Do this: Quote all lines below exactly. Images stay out.

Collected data
>>>

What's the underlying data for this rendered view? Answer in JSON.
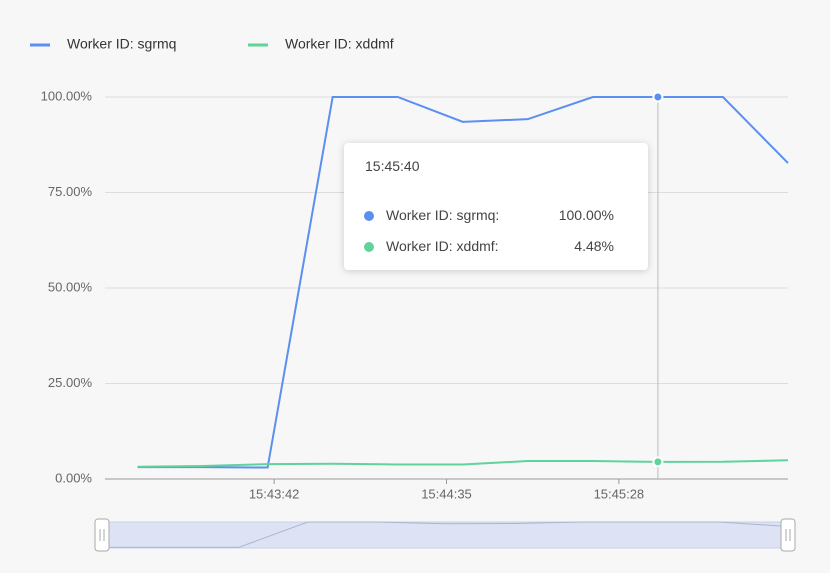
{
  "chart_data": {
    "type": "line",
    "x": [
      "15:43:00",
      "15:43:20",
      "15:43:40",
      "15:44:00",
      "15:44:20",
      "15:44:40",
      "15:45:00",
      "15:45:20",
      "15:45:40",
      "15:46:00",
      "15:46:20"
    ],
    "series": [
      {
        "name": "Worker ID: sgrmq",
        "color": "#5b8ff0",
        "values": [
          3.1,
          3.1,
          3.0,
          100,
          100,
          93.5,
          94.2,
          100,
          100,
          100,
          82.7
        ]
      },
      {
        "name": "Worker ID: xddmf",
        "color": "#5fd39a",
        "values": [
          3.2,
          3.4,
          3.9,
          4.0,
          3.8,
          3.8,
          4.7,
          4.7,
          4.48,
          4.5,
          4.9
        ]
      }
    ],
    "xlim": [
      "15:42:50",
      "15:46:20"
    ],
    "xticks": [
      "15:43:42",
      "15:44:35",
      "15:45:28"
    ],
    "ylim": [
      0,
      100
    ],
    "yticks": [
      {
        "value": 0,
        "label": "0.00%"
      },
      {
        "value": 25,
        "label": "25.00%"
      },
      {
        "value": 50,
        "label": "50.00%"
      },
      {
        "value": 75,
        "label": "75.00%"
      },
      {
        "value": 100,
        "label": "100.00%"
      }
    ],
    "grid": true,
    "legend": "top-left",
    "tooltip": {
      "title": "15:45:40",
      "rows": [
        {
          "label": "Worker ID: sgrmq:",
          "value": "100.00%"
        },
        {
          "label": "Worker ID: xddmf:",
          "value": "4.48%"
        }
      ]
    }
  }
}
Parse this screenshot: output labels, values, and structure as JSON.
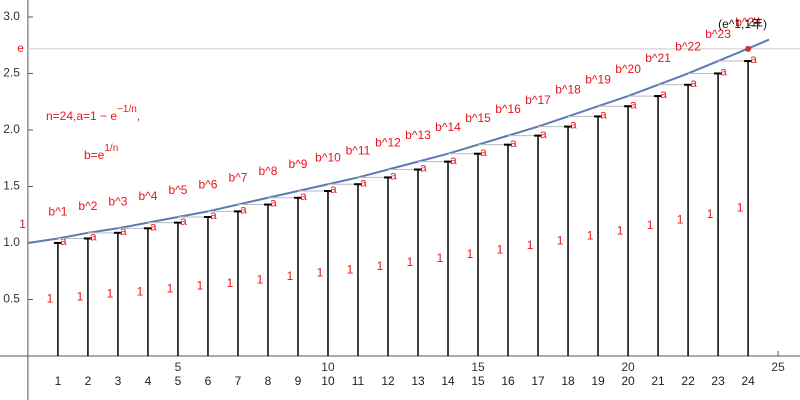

<<<

Correct result:
What's the underlying data for this rendered view? Answer in JSON.
{
  "chart_data": {
    "type": "line",
    "x": [
      "15:43:00",
      "15:43:20",
      "15:43:40",
      "15:44:00",
      "15:44:20",
      "15:44:40",
      "15:45:00",
      "15:45:20",
      "15:45:40",
      "15:46:00",
      "15:46:20"
    ],
    "series": [
      {
        "name": "Worker ID: sgrmq",
        "color": "#5b8ff0",
        "values": [
          3.1,
          3.1,
          3.0,
          100,
          100,
          93.5,
          94.2,
          100,
          100,
          100,
          82.7
        ]
      },
      {
        "name": "Worker ID: xddmf",
        "color": "#5fd39a",
        "values": [
          3.2,
          3.4,
          3.9,
          4.0,
          3.8,
          3.8,
          4.7,
          4.7,
          4.48,
          4.5,
          4.9
        ]
      }
    ],
    "xlim": [
      "15:42:50",
      "15:46:20"
    ],
    "xticks": [
      "15:43:42",
      "15:44:35",
      "15:45:28"
    ],
    "ylim": [
      0,
      100
    ],
    "yticks": [
      {
        "value": 0,
        "label": "0.00%"
      },
      {
        "value": 25,
        "label": "25.00%"
      },
      {
        "value": 50,
        "label": "50.00%"
      },
      {
        "value": 75,
        "label": "75.00%"
      },
      {
        "value": 100,
        "label": "100.00%"
      }
    ],
    "grid": true,
    "legend": "top-left",
    "tooltip": {
      "title": "15:45:40",
      "rows": [
        {
          "label": "Worker ID: sgrmq:",
          "value": "100.00%"
        },
        {
          "label": "Worker ID: xddmf:",
          "value": "4.48%"
        }
      ]
    }
  }
}
Parse this screenshot: output labels, values, and structure as JSON.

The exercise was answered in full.